Provided information
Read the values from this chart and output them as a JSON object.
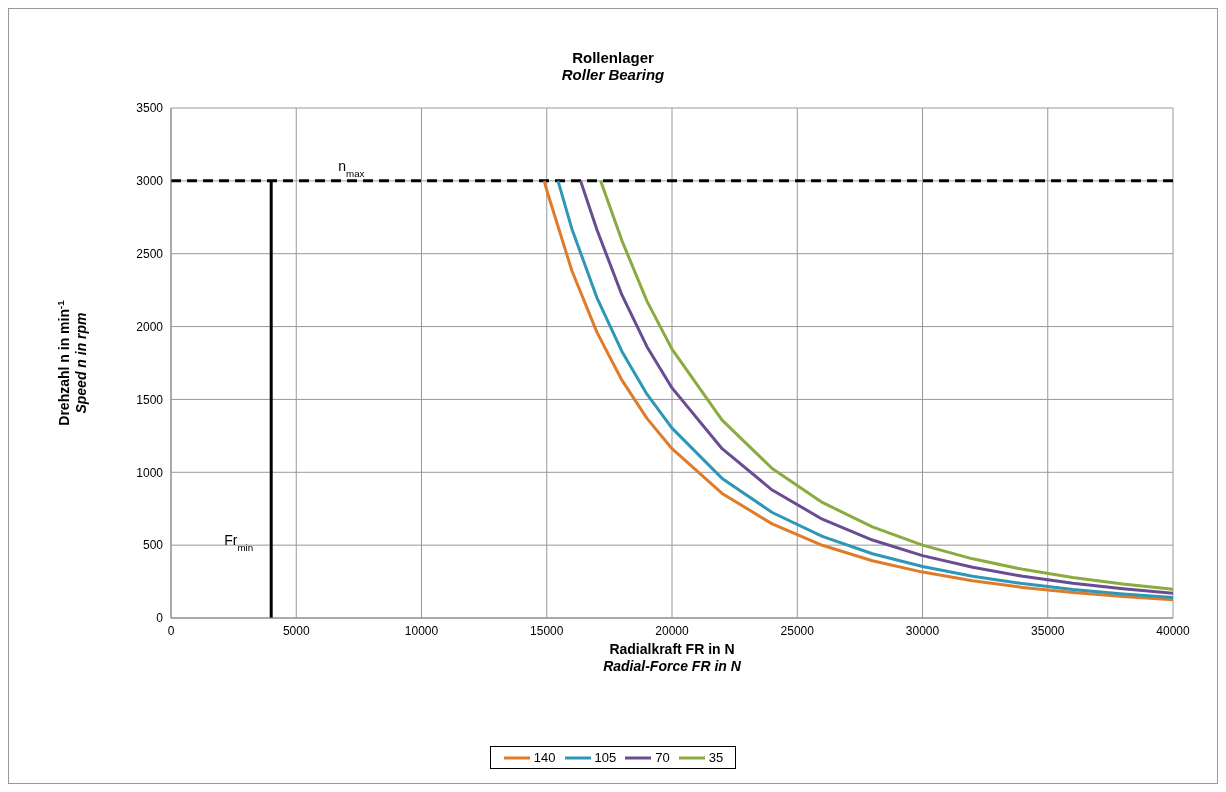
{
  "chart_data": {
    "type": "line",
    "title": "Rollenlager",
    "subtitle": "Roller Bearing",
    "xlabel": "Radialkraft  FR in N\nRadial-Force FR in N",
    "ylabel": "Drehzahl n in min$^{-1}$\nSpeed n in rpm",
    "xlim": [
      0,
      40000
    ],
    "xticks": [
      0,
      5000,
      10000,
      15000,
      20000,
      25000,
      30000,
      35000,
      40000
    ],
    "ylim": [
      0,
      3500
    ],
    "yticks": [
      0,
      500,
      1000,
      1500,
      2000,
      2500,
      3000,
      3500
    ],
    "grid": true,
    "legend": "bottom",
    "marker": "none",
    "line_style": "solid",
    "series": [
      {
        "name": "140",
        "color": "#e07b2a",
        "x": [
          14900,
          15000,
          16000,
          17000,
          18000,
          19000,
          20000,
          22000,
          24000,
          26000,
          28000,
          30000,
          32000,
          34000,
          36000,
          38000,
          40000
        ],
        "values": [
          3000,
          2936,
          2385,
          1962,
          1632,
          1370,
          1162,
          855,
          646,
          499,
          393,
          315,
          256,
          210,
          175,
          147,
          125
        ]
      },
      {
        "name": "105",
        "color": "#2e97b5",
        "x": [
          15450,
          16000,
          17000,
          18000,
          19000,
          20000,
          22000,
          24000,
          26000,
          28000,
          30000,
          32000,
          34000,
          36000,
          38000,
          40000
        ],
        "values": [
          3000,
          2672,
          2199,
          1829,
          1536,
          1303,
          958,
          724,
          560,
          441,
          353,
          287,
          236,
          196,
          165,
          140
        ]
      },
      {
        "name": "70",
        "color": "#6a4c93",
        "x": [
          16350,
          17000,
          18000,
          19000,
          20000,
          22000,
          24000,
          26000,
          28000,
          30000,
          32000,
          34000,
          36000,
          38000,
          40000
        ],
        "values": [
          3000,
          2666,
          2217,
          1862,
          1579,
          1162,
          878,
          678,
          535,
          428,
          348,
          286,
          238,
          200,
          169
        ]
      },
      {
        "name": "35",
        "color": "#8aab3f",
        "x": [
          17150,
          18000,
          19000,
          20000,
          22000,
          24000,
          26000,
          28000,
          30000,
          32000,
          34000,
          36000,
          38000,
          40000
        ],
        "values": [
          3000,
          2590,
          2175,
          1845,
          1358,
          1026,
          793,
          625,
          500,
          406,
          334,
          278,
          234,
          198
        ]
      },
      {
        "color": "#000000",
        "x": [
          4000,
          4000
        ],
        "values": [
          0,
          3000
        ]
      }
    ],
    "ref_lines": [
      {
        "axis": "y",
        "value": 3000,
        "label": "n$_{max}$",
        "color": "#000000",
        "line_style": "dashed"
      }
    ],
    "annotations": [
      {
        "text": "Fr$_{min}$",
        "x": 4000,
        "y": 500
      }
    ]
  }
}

Objective
Go through the material above and copy each line that has the word "color".

Response for this exercise
        "color": "#e07b2a",
        "color": "#2e97b5",
        "color": "#6a4c93",
        "color": "#8aab3f",
        "color": "#000000",
        "color": "#000000",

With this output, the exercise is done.